• _TASK BRIEF_
Return every line of the records that contains the string "Indicador". Case matters.

• _LISTING_
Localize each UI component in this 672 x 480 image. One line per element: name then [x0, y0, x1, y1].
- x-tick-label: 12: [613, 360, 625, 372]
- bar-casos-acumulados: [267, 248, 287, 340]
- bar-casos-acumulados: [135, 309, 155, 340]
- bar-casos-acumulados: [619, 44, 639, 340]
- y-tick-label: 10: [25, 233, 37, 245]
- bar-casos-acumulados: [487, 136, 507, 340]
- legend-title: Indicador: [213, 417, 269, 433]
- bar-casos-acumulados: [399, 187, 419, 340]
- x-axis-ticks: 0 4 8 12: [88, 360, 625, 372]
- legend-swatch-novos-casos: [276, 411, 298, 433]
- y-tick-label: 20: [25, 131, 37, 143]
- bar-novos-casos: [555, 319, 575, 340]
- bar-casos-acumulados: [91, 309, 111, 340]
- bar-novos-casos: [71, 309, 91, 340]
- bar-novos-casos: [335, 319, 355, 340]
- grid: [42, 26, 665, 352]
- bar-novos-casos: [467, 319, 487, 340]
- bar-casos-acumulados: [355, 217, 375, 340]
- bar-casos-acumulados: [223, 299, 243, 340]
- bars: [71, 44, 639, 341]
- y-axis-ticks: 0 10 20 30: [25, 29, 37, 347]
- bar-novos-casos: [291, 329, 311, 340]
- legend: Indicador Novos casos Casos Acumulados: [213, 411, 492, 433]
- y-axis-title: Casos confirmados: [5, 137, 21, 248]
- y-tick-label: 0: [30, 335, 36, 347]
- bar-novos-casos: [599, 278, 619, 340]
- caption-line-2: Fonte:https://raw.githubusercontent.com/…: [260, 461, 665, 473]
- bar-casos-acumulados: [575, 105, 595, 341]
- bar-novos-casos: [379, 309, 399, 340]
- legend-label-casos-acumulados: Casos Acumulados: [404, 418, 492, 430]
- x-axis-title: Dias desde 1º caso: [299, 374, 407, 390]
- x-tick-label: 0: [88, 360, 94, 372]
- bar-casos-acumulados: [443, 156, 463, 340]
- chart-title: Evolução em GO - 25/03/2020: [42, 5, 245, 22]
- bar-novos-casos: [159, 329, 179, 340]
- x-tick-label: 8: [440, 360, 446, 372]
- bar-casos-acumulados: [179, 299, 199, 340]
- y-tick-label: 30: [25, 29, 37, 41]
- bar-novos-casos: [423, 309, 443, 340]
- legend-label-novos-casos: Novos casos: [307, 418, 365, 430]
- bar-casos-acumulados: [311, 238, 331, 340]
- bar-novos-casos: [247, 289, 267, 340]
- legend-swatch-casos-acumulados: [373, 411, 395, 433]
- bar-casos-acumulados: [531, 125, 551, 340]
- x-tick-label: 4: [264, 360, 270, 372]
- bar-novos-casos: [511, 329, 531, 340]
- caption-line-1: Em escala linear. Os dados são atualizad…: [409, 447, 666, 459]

• _FINAL RESULT_
- legend-title: Indicador: [213, 417, 269, 433]
- legend: Indicador Novos casos Casos Acumulados: [213, 411, 492, 433]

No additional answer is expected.